== Records to use ==
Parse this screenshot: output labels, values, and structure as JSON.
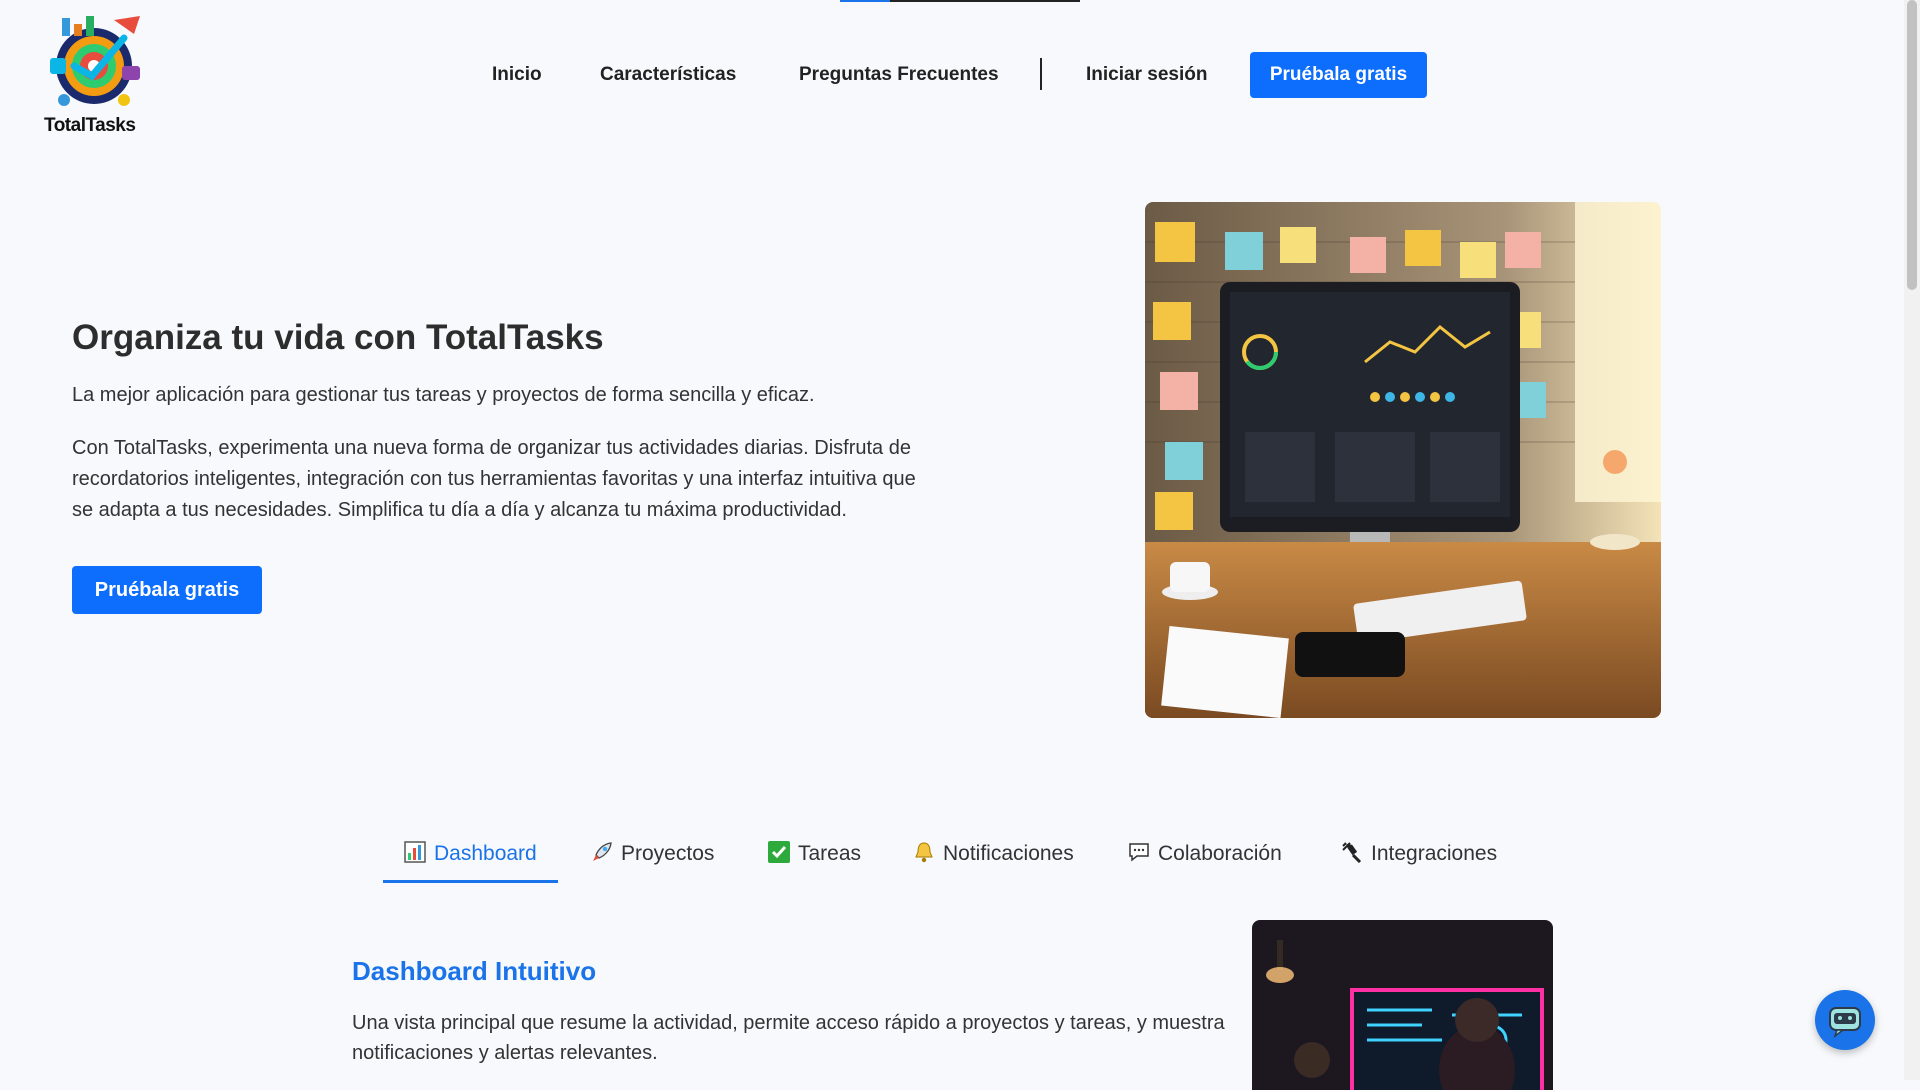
{
  "brand": {
    "name": "TotalTasks",
    "accent": "#0d6efd",
    "logo_icon": "target-gear-logo"
  },
  "nav": {
    "links": [
      "Inicio",
      "Características",
      "Preguntas Frecuentes"
    ],
    "login": "Iniciar sesión",
    "cta": "Pruébala gratis"
  },
  "hero": {
    "title": "Organiza tu vida con TotalTasks",
    "subtitle": "La mejor aplicación para gestionar tus tareas y proyectos de forma sencilla y eficaz.",
    "body": "Con TotalTasks, experimenta una nueva forma de organizar tus actividades diarias. Disfruta de recordatorios inteligentes, integración con tus herramientas favoritas y una interfaz intuitiva que se adapta a tus necesidades. Simplifica tu día a día y alcanza tu máxima productividad.",
    "cta": "Pruébala gratis",
    "image_icon": "desk-dashboard-illustration"
  },
  "tabs": [
    {
      "label": "Dashboard",
      "icon": "bar-chart-icon",
      "active": true
    },
    {
      "label": "Proyectos",
      "icon": "rocket-icon",
      "active": false
    },
    {
      "label": "Tareas",
      "icon": "check-box-icon",
      "active": false
    },
    {
      "label": "Notificaciones",
      "icon": "bell-icon",
      "active": false
    },
    {
      "label": "Colaboración",
      "icon": "speech-bubble-icon",
      "active": false
    },
    {
      "label": "Integraciones",
      "icon": "plug-icon",
      "active": false
    }
  ],
  "feature": {
    "title": "Dashboard Intuitivo",
    "body": "Una vista principal que resume la actividad, permite acceso rápido a proyectos y tareas, y muestra notificaciones y alertas relevantes.",
    "image_icon": "team-dashboard-photo"
  },
  "chat": {
    "icon": "chatbot-icon"
  }
}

== Goal ==
Repeat each entry above word for word, leaving every picture out.

== Solution ==
Parse this screenshot: output labels, values, and structure as JSON.
{
  "brand": {
    "name": "TotalTasks",
    "accent": "#0d6efd",
    "logo_icon": "target-gear-logo"
  },
  "nav": {
    "links": [
      "Inicio",
      "Características",
      "Preguntas Frecuentes"
    ],
    "login": "Iniciar sesión",
    "cta": "Pruébala gratis"
  },
  "hero": {
    "title": "Organiza tu vida con TotalTasks",
    "subtitle": "La mejor aplicación para gestionar tus tareas y proyectos de forma sencilla y eficaz.",
    "body": "Con TotalTasks, experimenta una nueva forma de organizar tus actividades diarias. Disfruta de recordatorios inteligentes, integración con tus herramientas favoritas y una interfaz intuitiva que se adapta a tus necesidades. Simplifica tu día a día y alcanza tu máxima productividad.",
    "cta": "Pruébala gratis",
    "image_icon": "desk-dashboard-illustration"
  },
  "tabs": [
    {
      "label": "Dashboard",
      "icon": "bar-chart-icon",
      "active": true
    },
    {
      "label": "Proyectos",
      "icon": "rocket-icon",
      "active": false
    },
    {
      "label": "Tareas",
      "icon": "check-box-icon",
      "active": false
    },
    {
      "label": "Notificaciones",
      "icon": "bell-icon",
      "active": false
    },
    {
      "label": "Colaboración",
      "icon": "speech-bubble-icon",
      "active": false
    },
    {
      "label": "Integraciones",
      "icon": "plug-icon",
      "active": false
    }
  ],
  "feature": {
    "title": "Dashboard Intuitivo",
    "body": "Una vista principal que resume la actividad, permite acceso rápido a proyectos y tareas, y muestra notificaciones y alertas relevantes.",
    "image_icon": "team-dashboard-photo"
  },
  "chat": {
    "icon": "chatbot-icon"
  }
}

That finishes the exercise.